* **Exercise requirements**
Look for the word "title" in the entries below, then copy every line that has it.

++++

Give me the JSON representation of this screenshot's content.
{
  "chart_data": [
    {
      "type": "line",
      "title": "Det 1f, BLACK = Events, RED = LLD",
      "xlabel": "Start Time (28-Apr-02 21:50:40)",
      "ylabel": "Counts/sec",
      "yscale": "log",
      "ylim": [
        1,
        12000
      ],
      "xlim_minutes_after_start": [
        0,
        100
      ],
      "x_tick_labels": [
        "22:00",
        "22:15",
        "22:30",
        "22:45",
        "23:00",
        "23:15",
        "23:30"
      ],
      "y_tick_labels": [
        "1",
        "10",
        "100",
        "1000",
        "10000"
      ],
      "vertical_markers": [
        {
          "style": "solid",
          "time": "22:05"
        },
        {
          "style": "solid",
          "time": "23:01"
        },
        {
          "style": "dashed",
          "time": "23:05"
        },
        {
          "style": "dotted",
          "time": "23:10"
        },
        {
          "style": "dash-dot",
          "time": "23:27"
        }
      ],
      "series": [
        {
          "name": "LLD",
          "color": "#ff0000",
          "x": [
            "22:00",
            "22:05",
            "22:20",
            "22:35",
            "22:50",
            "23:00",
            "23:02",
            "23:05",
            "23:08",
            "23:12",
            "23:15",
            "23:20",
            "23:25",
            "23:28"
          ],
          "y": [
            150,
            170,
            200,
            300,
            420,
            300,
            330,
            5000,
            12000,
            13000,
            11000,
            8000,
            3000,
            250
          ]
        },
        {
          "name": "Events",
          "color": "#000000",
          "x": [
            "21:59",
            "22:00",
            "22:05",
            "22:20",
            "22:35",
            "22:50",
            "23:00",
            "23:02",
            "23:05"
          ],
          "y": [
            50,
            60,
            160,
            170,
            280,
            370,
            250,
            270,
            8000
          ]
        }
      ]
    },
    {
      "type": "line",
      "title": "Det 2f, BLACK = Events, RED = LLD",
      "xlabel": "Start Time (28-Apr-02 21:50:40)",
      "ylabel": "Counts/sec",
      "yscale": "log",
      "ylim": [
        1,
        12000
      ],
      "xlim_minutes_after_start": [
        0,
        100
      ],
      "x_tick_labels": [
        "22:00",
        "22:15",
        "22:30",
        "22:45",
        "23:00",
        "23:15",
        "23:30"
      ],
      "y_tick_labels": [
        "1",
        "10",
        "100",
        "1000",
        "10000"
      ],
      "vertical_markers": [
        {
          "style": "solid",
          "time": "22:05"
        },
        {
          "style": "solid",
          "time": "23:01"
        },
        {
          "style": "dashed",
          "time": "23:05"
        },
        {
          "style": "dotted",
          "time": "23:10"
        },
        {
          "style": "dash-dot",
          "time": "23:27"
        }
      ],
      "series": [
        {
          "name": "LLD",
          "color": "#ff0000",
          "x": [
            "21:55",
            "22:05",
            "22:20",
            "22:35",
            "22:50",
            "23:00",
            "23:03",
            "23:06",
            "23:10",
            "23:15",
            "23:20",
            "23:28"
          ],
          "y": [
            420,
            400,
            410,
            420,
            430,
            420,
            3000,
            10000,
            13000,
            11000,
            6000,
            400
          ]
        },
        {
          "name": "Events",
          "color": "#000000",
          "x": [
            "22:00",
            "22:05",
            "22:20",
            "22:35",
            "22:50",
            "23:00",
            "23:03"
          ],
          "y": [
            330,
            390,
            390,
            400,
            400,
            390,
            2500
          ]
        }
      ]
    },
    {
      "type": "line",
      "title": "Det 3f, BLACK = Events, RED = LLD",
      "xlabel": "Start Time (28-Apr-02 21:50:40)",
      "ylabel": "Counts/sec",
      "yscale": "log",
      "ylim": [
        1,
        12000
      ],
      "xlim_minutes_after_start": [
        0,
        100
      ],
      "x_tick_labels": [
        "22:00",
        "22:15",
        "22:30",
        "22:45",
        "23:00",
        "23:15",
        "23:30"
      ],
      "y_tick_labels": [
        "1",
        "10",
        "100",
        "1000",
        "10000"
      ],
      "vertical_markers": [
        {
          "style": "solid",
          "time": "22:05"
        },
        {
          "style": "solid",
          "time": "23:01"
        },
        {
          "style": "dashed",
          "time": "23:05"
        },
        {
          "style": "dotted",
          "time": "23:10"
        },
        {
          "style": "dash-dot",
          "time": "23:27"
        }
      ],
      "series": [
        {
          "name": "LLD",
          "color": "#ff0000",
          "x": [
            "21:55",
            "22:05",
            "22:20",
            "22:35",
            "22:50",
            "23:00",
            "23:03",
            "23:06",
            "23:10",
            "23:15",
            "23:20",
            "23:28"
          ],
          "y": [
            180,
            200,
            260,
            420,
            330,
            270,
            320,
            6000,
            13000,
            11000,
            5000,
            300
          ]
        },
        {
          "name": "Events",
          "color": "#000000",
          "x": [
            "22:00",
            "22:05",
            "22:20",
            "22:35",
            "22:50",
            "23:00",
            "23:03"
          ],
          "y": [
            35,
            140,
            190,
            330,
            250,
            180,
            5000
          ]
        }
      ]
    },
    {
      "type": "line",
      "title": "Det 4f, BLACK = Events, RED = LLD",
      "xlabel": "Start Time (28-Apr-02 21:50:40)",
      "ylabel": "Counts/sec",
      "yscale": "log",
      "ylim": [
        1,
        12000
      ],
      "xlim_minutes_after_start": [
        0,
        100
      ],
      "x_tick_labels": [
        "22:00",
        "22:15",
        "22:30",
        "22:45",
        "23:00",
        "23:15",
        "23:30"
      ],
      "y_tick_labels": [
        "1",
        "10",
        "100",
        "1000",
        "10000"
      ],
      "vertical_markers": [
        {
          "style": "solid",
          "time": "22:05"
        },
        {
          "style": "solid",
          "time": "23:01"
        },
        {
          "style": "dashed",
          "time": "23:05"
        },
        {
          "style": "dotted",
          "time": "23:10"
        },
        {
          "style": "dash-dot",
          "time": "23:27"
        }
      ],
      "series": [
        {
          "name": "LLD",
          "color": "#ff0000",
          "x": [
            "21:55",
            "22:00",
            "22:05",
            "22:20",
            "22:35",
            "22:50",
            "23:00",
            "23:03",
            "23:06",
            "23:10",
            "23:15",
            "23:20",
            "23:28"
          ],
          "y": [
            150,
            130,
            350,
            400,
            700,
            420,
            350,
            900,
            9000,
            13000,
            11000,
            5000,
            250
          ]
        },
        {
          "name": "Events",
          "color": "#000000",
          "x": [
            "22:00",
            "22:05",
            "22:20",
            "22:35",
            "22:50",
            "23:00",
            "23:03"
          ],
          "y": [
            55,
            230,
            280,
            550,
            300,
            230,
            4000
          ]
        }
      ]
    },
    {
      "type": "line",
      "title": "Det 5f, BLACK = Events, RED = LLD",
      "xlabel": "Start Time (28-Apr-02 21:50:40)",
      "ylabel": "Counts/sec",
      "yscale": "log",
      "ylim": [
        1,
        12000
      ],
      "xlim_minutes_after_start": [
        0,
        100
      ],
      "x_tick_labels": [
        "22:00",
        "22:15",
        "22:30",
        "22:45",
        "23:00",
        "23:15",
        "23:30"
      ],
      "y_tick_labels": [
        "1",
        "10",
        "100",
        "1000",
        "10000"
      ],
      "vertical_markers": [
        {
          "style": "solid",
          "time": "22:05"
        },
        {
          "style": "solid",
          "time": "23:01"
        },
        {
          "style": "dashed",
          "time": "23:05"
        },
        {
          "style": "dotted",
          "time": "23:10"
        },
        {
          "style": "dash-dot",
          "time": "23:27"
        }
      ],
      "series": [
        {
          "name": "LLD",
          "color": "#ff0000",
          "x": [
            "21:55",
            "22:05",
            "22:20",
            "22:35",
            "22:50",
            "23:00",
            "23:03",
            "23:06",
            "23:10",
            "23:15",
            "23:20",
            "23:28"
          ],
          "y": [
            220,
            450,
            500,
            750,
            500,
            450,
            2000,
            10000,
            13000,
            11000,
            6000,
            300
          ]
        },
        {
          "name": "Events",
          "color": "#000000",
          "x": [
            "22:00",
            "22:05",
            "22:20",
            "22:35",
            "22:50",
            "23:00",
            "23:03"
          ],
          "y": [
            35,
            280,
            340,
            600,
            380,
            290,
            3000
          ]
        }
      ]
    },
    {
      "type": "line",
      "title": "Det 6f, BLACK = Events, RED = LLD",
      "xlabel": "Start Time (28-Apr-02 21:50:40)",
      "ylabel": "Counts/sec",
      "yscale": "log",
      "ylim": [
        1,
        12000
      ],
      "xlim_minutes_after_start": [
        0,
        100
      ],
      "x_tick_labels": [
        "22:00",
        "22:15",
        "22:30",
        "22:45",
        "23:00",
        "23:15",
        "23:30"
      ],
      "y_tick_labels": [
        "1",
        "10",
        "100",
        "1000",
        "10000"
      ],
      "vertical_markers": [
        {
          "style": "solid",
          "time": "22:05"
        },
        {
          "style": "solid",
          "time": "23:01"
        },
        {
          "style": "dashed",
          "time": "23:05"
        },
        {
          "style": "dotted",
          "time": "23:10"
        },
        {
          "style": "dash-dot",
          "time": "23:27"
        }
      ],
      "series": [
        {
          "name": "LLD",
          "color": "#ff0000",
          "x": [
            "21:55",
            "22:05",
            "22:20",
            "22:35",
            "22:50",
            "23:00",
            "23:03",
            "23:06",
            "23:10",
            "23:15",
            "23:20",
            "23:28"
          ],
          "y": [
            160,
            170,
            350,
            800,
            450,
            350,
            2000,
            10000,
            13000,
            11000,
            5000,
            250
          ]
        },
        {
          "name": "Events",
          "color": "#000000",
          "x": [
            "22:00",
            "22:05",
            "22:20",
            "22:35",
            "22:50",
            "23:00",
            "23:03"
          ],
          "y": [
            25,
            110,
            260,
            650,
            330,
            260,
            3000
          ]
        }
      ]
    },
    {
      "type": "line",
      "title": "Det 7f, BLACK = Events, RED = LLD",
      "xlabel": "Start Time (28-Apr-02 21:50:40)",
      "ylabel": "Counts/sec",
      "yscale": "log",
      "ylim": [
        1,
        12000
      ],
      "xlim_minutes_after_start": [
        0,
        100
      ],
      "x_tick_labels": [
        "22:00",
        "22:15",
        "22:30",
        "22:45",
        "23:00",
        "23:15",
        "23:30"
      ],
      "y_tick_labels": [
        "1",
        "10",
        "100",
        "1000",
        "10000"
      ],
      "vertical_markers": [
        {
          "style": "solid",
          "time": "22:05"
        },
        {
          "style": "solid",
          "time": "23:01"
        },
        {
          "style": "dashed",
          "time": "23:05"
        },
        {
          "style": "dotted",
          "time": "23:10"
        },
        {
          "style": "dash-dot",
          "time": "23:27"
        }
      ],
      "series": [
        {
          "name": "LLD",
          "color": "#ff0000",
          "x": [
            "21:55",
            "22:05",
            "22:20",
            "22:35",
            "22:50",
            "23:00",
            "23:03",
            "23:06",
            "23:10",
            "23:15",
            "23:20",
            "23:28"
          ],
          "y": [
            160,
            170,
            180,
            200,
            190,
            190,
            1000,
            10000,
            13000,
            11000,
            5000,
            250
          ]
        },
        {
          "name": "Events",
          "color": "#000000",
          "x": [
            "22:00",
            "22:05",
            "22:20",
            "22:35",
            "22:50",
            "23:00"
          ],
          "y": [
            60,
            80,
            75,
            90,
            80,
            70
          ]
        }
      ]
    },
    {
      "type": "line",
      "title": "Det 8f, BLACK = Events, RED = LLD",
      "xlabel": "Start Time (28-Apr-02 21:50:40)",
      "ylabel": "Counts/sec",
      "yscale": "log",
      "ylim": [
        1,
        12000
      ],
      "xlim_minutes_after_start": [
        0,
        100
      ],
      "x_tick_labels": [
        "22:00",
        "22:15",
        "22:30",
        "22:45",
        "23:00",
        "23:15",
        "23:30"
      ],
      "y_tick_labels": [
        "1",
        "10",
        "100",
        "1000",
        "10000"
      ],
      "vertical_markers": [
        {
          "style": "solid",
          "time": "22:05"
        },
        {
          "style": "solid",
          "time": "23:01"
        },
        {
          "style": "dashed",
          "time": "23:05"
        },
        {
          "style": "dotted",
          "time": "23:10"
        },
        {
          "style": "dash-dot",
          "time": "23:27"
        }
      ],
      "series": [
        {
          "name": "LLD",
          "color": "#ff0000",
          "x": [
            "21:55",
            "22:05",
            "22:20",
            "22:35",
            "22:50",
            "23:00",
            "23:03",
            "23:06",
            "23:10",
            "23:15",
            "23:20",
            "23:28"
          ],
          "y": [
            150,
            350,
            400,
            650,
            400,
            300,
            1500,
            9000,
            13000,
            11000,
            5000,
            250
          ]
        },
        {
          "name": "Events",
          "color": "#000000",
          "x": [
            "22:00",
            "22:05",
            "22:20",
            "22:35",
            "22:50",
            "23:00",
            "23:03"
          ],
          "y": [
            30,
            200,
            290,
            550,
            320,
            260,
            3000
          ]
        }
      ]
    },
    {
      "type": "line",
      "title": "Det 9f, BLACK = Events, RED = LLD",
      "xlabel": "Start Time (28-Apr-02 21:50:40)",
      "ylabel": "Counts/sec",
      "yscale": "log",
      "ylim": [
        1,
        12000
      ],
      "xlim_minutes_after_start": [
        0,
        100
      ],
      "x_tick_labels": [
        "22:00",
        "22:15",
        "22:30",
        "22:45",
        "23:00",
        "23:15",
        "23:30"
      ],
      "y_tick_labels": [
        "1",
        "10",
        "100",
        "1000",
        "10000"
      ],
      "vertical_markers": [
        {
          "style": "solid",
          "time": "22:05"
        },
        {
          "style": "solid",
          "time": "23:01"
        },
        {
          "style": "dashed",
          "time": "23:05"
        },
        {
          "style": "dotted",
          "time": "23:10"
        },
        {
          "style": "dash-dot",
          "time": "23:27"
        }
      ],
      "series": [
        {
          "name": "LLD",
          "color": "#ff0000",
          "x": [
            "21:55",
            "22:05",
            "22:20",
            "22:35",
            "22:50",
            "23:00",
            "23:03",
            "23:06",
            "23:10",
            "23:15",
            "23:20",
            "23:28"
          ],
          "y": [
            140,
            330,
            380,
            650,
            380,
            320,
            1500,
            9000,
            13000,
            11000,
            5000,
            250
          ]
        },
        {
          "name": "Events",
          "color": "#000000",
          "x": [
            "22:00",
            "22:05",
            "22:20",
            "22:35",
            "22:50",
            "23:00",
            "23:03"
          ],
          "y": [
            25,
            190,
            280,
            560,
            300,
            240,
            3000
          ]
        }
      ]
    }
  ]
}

++++

* **Exercise output**
      "title": "Det 1f, BLACK = Events, RED = LLD",
      "title": "Det 2f, BLACK = Events, RED = LLD",
      "title": "Det 3f, BLACK = Events, RED = LLD",
      "title": "Det 4f, BLACK = Events, RED = LLD",
      "title": "Det 5f, BLACK = Events, RED = LLD",
      "title": "Det 6f, BLACK = Events, RED = LLD",
      "title": "Det 7f, BLACK = Events, RED = LLD",
      "title": "Det 8f, BLACK = Events, RED = LLD",
      "title": "Det 9f, BLACK = Events, RED = LLD",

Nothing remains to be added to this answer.